Extracted data entries:
===============

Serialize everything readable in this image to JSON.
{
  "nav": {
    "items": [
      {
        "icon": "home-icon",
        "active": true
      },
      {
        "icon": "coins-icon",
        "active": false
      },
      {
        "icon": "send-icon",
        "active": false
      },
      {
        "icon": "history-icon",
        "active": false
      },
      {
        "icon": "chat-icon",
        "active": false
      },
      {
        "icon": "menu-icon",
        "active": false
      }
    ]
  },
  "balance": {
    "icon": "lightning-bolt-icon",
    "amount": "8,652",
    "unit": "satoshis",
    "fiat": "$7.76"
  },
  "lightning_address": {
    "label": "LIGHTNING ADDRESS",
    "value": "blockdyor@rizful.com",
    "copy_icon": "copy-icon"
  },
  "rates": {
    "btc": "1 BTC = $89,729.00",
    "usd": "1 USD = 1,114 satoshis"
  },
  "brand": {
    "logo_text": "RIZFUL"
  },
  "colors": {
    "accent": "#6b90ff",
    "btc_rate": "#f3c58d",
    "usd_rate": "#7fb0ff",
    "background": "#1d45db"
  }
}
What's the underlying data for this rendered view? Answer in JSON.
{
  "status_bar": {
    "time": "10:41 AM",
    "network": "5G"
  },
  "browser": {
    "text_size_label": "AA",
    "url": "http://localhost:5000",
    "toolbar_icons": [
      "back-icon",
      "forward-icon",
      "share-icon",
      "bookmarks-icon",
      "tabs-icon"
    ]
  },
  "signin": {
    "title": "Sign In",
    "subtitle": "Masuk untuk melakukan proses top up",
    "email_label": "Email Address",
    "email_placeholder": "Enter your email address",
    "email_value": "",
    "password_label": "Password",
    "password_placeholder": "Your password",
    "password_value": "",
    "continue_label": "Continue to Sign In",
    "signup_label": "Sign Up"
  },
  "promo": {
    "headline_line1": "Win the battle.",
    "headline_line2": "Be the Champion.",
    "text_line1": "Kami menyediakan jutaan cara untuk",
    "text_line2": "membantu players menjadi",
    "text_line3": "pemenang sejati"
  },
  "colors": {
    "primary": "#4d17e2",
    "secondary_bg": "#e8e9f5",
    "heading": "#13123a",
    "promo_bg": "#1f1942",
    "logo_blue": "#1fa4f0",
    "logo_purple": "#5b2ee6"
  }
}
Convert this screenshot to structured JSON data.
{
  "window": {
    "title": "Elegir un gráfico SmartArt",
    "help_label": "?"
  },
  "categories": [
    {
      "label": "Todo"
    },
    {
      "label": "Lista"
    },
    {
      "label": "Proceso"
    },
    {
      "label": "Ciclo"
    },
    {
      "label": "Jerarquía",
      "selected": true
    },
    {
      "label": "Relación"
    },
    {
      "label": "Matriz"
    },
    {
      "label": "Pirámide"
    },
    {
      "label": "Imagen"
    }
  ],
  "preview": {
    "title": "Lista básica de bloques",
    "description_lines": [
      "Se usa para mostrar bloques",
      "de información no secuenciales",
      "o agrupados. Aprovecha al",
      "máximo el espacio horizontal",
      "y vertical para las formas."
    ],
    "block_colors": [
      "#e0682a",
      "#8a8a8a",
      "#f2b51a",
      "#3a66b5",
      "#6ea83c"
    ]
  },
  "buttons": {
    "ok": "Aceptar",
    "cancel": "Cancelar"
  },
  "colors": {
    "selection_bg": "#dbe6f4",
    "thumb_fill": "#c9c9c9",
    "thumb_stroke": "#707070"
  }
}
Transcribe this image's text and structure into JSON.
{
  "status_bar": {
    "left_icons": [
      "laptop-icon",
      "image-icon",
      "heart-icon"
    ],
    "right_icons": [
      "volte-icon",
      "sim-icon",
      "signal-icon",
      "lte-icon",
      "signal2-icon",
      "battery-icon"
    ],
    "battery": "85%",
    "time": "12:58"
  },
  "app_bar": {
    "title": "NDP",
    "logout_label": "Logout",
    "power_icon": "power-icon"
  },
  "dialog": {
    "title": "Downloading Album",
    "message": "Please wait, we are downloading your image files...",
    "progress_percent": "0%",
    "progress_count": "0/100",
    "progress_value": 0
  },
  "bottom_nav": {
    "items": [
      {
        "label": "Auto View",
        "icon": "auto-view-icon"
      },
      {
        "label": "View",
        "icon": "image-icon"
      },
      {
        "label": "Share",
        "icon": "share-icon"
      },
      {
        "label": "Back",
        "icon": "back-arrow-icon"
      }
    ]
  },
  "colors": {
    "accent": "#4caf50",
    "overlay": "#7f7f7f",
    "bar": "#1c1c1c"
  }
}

===============

Written instruction. Each of the records should be retyped exactly.

Response.
Serialize everything readable in this image to JSON.
{
  "nav": {
    "items": [
      {
        "icon": "home-icon",
        "active": true
      },
      {
        "icon": "coins-icon",
        "active": false
      },
      {
        "icon": "send-icon",
        "active": false
      },
      {
        "icon": "history-icon",
        "active": false
      },
      {
        "icon": "chat-icon",
        "active": false
      },
      {
        "icon": "menu-icon",
        "active": false
      }
    ]
  },
  "balance": {
    "icon": "lightning-bolt-icon",
    "amount": "8,652",
    "unit": "satoshis",
    "fiat": "$7.76"
  },
  "lightning_address": {
    "label": "LIGHTNING ADDRESS",
    "value": "blockdyor@rizful.com",
    "copy_icon": "copy-icon"
  },
  "rates": {
    "btc": "1 BTC = $89,729.00",
    "usd": "1 USD = 1,114 satoshis"
  },
  "brand": {
    "logo_text": "RIZFUL"
  },
  "colors": {
    "accent": "#6b90ff",
    "btc_rate": "#f3c58d",
    "usd_rate": "#7fb0ff",
    "background": "#1d45db"
  }
}
What's the underlying data for this rendered view? Answer in JSON.
{
  "status_bar": {
    "time": "10:41 AM",
    "network": "5G"
  },
  "browser": {
    "text_size_label": "AA",
    "url": "http://localhost:5000",
    "toolbar_icons": [
      "back-icon",
      "forward-icon",
      "share-icon",
      "bookmarks-icon",
      "tabs-icon"
    ]
  },
  "signin": {
    "title": "Sign In",
    "subtitle": "Masuk untuk melakukan proses top up",
    "email_label": "Email Address",
    "email_placeholder": "Enter your email address",
    "email_value": "",
    "password_label": "Password",
    "password_placeholder": "Your password",
    "password_value": "",
    "continue_label": "Continue to Sign In",
    "signup_label": "Sign Up"
  },
  "promo": {
    "headline_line1": "Win the battle.",
    "headline_line2": "Be the Champion.",
    "text_line1": "Kami menyediakan jutaan cara untuk",
    "text_line2": "membantu players menjadi",
    "text_line3": "pemenang sejati"
  },
  "colors": {
    "primary": "#4d17e2",
    "secondary_bg": "#e8e9f5",
    "heading": "#13123a",
    "promo_bg": "#1f1942",
    "logo_blue": "#1fa4f0",
    "logo_purple": "#5b2ee6"
  }
}
Convert this screenshot to structured JSON data.
{
  "window": {
    "title": "Elegir un gráfico SmartArt",
    "help_label": "?"
  },
  "categories": [
    {
      "label": "Todo"
    },
    {
      "label": "Lista"
    },
    {
      "label": "Proceso"
    },
    {
      "label": "Ciclo"
    },
    {
      "label": "Jerarquía",
      "selected": true
    },
    {
      "label": "Relación"
    },
    {
      "label": "Matriz"
    },
    {
      "label": "Pirámide"
    },
    {
      "label": "Imagen"
    }
  ],
  "preview": {
    "title": "Lista básica de bloques",
    "description_lines": [
      "Se usa para mostrar bloques",
      "de información no secuenciales",
      "o agrupados. Aprovecha al",
      "máximo el espacio horizontal",
      "y vertical para las formas."
    ],
    "block_colors": [
      "#e0682a",
      "#8a8a8a",
      "#f2b51a",
      "#3a66b5",
      "#6ea83c"
    ]
  },
  "buttons": {
    "ok": "Aceptar",
    "cancel": "Cancelar"
  },
  "colors": {
    "selection_bg": "#dbe6f4",
    "thumb_fill": "#c9c9c9",
    "thumb_stroke": "#707070"
  }
}
Transcribe this image's text and structure into JSON.
{
  "status_bar": {
    "left_icons": [
      "laptop-icon",
      "image-icon",
      "heart-icon"
    ],
    "right_icons": [
      "volte-icon",
      "sim-icon",
      "signal-icon",
      "lte-icon",
      "signal2-icon",
      "battery-icon"
    ],
    "battery": "85%",
    "time": "12:58"
  },
  "app_bar": {
    "title": "NDP",
    "logout_label": "Logout",
    "power_icon": "power-icon"
  },
  "dialog": {
    "title": "Downloading Album",
    "message": "Please wait, we are downloading your image files...",
    "progress_percent": "0%",
    "progress_count": "0/100",
    "progress_value": 0
  },
  "bottom_nav": {
    "items": [
      {
        "label": "Auto View",
        "icon": "auto-view-icon"
      },
      {
        "label": "View",
        "icon": "image-icon"
      },
      {
        "label": "Share",
        "icon": "share-icon"
      },
      {
        "label": "Back",
        "icon": "back-arrow-icon"
      }
    ]
  },
  "colors": {
    "accent": "#4caf50",
    "overlay": "#7f7f7f",
    "bar": "#1c1c1c"
  }
}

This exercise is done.